- _Records provided_:

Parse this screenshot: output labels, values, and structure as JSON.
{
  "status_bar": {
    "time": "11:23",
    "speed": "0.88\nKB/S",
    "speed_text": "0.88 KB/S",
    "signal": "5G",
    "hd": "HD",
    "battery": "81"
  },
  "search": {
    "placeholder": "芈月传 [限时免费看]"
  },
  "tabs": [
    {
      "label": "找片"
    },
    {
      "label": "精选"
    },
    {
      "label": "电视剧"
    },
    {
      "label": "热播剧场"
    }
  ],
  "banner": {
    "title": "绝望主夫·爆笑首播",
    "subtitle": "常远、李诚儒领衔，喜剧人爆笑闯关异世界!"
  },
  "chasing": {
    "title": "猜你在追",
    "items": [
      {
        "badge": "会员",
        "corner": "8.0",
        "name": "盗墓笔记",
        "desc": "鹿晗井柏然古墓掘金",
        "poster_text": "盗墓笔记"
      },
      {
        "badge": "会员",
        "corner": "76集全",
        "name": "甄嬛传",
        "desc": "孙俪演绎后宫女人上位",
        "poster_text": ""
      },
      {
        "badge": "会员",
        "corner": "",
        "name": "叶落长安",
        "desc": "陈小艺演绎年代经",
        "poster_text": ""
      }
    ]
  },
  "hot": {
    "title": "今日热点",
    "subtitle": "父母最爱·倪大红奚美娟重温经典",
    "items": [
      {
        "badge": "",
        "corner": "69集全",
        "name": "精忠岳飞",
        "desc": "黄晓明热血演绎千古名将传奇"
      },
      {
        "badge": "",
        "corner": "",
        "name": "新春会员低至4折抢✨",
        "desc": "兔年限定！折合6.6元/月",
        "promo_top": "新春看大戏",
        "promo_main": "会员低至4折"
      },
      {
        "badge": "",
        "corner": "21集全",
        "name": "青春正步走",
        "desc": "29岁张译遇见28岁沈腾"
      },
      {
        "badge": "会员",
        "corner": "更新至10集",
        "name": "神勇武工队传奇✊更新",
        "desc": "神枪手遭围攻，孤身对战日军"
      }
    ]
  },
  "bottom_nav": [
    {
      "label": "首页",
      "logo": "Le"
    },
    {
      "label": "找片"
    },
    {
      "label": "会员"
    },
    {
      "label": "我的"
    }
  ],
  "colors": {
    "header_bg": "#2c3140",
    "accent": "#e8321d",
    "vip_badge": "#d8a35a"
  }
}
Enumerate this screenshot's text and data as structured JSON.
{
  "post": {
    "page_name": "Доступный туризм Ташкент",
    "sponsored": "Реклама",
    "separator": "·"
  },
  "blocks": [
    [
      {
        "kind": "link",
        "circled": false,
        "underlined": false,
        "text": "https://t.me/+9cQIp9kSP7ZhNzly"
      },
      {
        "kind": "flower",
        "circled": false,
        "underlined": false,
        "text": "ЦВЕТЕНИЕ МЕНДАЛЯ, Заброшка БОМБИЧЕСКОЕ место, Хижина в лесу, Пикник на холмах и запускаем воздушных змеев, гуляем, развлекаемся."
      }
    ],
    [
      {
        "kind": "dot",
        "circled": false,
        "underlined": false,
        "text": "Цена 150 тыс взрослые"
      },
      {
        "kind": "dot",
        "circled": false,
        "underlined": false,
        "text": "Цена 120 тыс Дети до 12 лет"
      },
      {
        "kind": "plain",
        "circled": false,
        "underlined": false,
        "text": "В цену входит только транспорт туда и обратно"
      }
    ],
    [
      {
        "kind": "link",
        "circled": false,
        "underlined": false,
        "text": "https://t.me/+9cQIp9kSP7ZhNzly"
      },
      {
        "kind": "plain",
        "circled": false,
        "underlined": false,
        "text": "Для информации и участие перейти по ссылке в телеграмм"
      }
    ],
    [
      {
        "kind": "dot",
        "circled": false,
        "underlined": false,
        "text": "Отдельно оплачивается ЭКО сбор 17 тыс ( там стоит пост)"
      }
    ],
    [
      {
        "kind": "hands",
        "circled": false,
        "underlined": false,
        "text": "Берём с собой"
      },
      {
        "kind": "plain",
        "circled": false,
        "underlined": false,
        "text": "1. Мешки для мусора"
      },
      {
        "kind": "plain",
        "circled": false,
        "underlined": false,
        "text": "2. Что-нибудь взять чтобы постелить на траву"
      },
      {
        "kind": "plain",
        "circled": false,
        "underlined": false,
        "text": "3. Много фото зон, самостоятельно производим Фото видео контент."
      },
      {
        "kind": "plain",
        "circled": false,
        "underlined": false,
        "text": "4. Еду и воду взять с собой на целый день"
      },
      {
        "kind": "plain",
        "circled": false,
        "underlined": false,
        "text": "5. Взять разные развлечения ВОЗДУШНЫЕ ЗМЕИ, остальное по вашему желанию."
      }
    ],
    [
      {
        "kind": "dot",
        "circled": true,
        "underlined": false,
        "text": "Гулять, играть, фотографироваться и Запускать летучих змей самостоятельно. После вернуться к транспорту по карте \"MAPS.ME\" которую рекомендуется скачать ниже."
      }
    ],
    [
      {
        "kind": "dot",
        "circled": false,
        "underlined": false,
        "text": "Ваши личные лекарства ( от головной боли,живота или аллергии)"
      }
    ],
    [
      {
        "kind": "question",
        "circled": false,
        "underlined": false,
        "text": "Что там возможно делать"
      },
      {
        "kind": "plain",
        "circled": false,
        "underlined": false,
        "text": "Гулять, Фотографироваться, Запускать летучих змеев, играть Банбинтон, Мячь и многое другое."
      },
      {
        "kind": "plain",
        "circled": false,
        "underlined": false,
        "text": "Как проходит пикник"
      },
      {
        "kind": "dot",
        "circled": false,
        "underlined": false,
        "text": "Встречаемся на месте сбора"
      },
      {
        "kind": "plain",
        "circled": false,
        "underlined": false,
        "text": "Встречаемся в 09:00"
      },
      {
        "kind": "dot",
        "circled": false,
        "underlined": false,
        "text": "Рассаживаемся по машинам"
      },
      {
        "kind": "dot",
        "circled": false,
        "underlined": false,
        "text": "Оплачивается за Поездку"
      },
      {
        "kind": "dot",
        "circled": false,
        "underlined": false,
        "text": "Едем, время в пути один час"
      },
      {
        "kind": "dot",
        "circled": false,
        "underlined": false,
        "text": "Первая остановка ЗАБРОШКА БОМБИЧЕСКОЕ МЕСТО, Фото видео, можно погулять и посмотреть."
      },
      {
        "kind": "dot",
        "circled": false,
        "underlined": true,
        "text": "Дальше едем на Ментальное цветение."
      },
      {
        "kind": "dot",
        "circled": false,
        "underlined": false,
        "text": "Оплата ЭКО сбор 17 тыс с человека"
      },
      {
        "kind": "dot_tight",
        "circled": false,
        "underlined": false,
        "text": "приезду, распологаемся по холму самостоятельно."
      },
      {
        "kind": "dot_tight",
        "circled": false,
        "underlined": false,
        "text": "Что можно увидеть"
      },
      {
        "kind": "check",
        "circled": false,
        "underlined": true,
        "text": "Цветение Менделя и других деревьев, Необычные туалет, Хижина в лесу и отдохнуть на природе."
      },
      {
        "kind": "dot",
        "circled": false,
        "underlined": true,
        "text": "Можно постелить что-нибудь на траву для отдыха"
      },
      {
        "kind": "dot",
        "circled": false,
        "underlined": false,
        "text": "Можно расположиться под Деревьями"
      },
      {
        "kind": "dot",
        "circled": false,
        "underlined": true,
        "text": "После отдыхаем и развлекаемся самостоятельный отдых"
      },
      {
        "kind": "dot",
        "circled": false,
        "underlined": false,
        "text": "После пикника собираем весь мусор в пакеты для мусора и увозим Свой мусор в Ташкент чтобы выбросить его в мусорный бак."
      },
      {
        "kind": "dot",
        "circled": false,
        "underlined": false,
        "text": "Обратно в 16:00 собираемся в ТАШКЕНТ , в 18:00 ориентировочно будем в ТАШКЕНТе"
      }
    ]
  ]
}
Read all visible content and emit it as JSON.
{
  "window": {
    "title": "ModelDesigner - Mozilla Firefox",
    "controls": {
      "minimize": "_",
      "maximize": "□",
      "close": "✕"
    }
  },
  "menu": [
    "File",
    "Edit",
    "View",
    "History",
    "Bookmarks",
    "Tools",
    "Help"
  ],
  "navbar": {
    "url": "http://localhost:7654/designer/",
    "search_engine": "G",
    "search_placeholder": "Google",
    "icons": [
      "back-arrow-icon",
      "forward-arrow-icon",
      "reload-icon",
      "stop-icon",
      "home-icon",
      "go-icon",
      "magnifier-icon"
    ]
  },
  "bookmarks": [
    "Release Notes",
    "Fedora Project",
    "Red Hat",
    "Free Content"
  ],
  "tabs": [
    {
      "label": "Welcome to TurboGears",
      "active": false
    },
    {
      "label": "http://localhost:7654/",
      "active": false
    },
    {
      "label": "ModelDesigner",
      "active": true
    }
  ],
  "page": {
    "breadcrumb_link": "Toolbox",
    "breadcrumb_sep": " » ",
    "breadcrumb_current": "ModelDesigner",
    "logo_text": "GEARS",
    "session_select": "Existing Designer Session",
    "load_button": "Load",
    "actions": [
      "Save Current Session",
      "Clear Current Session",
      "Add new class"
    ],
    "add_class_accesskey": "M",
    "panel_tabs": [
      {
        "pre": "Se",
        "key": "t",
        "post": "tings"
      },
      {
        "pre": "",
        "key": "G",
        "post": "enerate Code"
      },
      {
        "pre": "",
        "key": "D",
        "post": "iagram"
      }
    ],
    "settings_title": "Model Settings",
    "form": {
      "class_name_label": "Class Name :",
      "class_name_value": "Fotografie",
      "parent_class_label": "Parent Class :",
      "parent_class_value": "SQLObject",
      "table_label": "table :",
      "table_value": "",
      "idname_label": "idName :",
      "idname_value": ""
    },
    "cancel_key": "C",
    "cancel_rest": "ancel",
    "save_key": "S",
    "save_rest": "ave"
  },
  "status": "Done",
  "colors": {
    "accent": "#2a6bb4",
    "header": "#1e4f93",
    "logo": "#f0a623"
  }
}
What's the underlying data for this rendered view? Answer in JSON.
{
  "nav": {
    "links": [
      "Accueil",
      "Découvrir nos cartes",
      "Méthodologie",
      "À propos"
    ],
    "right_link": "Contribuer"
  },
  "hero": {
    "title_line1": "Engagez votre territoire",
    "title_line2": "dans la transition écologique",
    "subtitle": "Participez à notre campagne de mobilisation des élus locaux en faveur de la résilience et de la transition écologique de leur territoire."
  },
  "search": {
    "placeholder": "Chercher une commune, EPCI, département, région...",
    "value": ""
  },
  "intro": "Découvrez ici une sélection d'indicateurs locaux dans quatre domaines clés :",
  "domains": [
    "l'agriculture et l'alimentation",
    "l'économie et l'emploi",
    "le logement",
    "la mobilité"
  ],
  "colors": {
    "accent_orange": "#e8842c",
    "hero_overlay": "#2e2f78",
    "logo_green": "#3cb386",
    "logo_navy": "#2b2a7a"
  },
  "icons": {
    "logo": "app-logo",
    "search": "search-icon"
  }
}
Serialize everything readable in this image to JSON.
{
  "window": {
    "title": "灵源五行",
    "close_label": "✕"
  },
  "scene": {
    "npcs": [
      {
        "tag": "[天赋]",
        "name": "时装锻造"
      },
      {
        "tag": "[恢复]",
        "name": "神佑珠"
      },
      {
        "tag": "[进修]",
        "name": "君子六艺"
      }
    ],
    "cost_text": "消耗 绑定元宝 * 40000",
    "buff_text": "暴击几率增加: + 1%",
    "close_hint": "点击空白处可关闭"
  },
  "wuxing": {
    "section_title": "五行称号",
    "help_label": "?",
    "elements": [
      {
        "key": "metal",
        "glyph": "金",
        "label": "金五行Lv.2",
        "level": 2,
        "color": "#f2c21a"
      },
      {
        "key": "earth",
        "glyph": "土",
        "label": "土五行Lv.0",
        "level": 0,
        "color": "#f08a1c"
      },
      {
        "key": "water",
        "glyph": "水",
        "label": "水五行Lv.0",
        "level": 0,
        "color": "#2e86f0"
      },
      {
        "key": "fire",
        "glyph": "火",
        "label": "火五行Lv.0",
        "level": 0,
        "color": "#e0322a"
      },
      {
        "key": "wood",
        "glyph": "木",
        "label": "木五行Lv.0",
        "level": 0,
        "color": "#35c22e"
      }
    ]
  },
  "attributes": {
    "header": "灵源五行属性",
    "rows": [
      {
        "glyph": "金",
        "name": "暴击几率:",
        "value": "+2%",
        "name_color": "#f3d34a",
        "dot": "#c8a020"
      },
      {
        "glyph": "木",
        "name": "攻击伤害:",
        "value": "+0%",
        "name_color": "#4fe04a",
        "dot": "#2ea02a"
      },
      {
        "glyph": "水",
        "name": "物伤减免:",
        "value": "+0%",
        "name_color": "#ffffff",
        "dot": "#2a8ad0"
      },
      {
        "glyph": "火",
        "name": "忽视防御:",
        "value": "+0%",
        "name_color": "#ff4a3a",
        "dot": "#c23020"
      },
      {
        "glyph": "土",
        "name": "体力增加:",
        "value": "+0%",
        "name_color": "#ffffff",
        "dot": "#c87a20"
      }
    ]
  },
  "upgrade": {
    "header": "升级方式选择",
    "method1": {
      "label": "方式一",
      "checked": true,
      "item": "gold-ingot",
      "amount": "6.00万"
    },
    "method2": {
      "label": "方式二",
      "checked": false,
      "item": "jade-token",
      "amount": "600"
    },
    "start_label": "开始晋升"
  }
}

- _Task brief_: Using the records above, say how many lines include the string "Встречаемся". Only the number is wanted.

- _Solution_: 2